Provided records »
****************************************

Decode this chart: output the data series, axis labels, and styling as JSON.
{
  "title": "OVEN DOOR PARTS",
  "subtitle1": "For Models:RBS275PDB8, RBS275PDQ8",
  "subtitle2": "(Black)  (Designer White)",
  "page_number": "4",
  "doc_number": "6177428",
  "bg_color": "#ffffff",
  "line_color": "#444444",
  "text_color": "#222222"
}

****************************************

Exercise requirements »
Produce an exact copy of every entry above.

Task solution »
Decode this chart: output the data series, axis labels, and styling as JSON.
{
  "title": "OVEN DOOR PARTS",
  "subtitle1": "For Models:RBS275PDB8, RBS275PDQ8",
  "subtitle2": "(Black)  (Designer White)",
  "page_number": "4",
  "doc_number": "6177428",
  "bg_color": "#ffffff",
  "line_color": "#444444",
  "text_color": "#222222"
}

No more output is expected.